- _What is required_
The records below are to be repeated in full, exactly as they are.

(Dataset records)
--

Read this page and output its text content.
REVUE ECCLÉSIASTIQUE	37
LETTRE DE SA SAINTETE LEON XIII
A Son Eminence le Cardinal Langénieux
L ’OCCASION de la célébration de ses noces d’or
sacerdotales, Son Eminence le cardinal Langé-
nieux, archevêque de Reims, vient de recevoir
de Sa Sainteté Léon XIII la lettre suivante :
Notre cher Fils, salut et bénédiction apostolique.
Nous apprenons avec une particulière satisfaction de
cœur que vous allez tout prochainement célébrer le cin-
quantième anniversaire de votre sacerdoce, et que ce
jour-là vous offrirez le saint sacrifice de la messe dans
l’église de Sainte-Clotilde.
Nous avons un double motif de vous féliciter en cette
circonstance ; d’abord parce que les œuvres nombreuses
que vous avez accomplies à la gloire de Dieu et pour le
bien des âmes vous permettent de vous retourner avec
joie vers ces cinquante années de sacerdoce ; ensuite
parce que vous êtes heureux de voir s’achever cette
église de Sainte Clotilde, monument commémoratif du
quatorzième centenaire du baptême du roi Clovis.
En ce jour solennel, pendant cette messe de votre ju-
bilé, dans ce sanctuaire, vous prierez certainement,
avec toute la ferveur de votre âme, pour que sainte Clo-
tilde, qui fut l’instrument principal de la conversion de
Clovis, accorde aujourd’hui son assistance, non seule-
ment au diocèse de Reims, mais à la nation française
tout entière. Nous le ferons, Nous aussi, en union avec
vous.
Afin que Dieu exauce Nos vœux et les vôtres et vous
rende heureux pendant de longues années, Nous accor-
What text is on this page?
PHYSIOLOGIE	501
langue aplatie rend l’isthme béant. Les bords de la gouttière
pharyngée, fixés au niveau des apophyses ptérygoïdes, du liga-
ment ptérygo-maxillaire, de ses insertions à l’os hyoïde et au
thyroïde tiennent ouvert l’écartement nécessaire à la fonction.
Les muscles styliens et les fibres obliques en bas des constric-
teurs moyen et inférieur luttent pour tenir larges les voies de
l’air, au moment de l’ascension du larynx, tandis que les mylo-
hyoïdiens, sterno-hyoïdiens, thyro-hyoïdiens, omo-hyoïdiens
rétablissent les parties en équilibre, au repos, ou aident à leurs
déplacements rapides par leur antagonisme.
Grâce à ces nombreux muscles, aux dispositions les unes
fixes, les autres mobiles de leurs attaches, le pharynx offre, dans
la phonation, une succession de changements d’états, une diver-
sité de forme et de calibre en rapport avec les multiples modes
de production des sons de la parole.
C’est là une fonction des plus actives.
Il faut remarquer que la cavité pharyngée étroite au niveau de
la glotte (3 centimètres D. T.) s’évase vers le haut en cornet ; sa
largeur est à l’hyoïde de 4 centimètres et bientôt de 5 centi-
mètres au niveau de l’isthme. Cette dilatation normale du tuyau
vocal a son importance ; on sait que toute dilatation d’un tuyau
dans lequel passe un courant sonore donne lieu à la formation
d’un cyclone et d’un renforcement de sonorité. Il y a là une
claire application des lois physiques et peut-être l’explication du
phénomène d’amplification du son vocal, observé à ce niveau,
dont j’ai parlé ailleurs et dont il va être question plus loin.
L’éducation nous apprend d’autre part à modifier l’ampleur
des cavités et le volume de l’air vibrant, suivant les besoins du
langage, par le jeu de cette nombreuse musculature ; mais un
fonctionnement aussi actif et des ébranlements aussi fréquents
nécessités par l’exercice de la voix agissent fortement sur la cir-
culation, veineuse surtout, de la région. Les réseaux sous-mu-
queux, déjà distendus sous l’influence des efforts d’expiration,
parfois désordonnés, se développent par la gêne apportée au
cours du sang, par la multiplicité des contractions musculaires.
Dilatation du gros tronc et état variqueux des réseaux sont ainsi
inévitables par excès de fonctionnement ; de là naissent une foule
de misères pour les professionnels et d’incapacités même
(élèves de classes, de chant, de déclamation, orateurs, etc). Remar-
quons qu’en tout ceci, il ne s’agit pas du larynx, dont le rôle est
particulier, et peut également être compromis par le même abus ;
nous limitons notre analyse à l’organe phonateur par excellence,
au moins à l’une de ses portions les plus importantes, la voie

--

- _Answer in full_
Read this page and output its text content.
REVUE ECCLÉSIASTIQUE	37
LETTRE DE SA SAINTETE LEON XIII
A Son Eminence le Cardinal Langénieux
L ’OCCASION de la célébration de ses noces d’or
sacerdotales, Son Eminence le cardinal Langé-
nieux, archevêque de Reims, vient de recevoir
de Sa Sainteté Léon XIII la lettre suivante :
Notre cher Fils, salut et bénédiction apostolique.
Nous apprenons avec une particulière satisfaction de
cœur que vous allez tout prochainement célébrer le cin-
quantième anniversaire de votre sacerdoce, et que ce
jour-là vous offrirez le saint sacrifice de la messe dans
l’église de Sainte-Clotilde.
Nous avons un double motif de vous féliciter en cette
circonstance ; d’abord parce que les œuvres nombreuses
que vous avez accomplies à la gloire de Dieu et pour le
bien des âmes vous permettent de vous retourner avec
joie vers ces cinquante années de sacerdoce ; ensuite
parce que vous êtes heureux de voir s’achever cette
église de Sainte Clotilde, monument commémoratif du
quatorzième centenaire du baptême du roi Clovis.
En ce jour solennel, pendant cette messe de votre ju-
bilé, dans ce sanctuaire, vous prierez certainement,
avec toute la ferveur de votre âme, pour que sainte Clo-
tilde, qui fut l’instrument principal de la conversion de
Clovis, accorde aujourd’hui son assistance, non seule-
ment au diocèse de Reims, mais à la nation française
tout entière. Nous le ferons, Nous aussi, en union avec
vous.
Afin que Dieu exauce Nos vœux et les vôtres et vous
rende heureux pendant de longues années, Nous accor-
What text is on this page?
PHYSIOLOGIE	501
langue aplatie rend l’isthme béant. Les bords de la gouttière
pharyngée, fixés au niveau des apophyses ptérygoïdes, du liga-
ment ptérygo-maxillaire, de ses insertions à l’os hyoïde et au
thyroïde tiennent ouvert l’écartement nécessaire à la fonction.
Les muscles styliens et les fibres obliques en bas des constric-
teurs moyen et inférieur luttent pour tenir larges les voies de
l’air, au moment de l’ascension du larynx, tandis que les mylo-
hyoïdiens, sterno-hyoïdiens, thyro-hyoïdiens, omo-hyoïdiens
rétablissent les parties en équilibre, au repos, ou aident à leurs
déplacements rapides par leur antagonisme.
Grâce à ces nombreux muscles, aux dispositions les unes
fixes, les autres mobiles de leurs attaches, le pharynx offre, dans
la phonation, une succession de changements d’états, une diver-
sité de forme et de calibre en rapport avec les multiples modes
de production des sons de la parole.
C’est là une fonction des plus actives.
Il faut remarquer que la cavité pharyngée étroite au niveau de
la glotte (3 centimètres D. T.) s’évase vers le haut en cornet ; sa
largeur est à l’hyoïde de 4 centimètres et bientôt de 5 centi-
mètres au niveau de l’isthme. Cette dilatation normale du tuyau
vocal a son importance ; on sait que toute dilatation d’un tuyau
dans lequel passe un courant sonore donne lieu à la formation
d’un cyclone et d’un renforcement de sonorité. Il y a là une
claire application des lois physiques et peut-être l’explication du
phénomène d’amplification du son vocal, observé à ce niveau,
dont j’ai parlé ailleurs et dont il va être question plus loin.
L’éducation nous apprend d’autre part à modifier l’ampleur
des cavités et le volume de l’air vibrant, suivant les besoins du
langage, par le jeu de cette nombreuse musculature ; mais un
fonctionnement aussi actif et des ébranlements aussi fréquents
nécessités par l’exercice de la voix agissent fortement sur la cir-
culation, veineuse surtout, de la région. Les réseaux sous-mu-
queux, déjà distendus sous l’influence des efforts d’expiration,
parfois désordonnés, se développent par la gêne apportée au
cours du sang, par la multiplicité des contractions musculaires.
Dilatation du gros tronc et état variqueux des réseaux sont ainsi
inévitables par excès de fonctionnement ; de là naissent une foule
de misères pour les professionnels et d’incapacités même
(élèves de classes, de chant, de déclamation, orateurs, etc). Remar-
quons qu’en tout ceci, il ne s’agit pas du larynx, dont le rôle est
particulier, et peut également être compromis par le même abus ;
nous limitons notre analyse à l’organe phonateur par excellence,
au moins à l’une de ses portions les plus importantes, la voie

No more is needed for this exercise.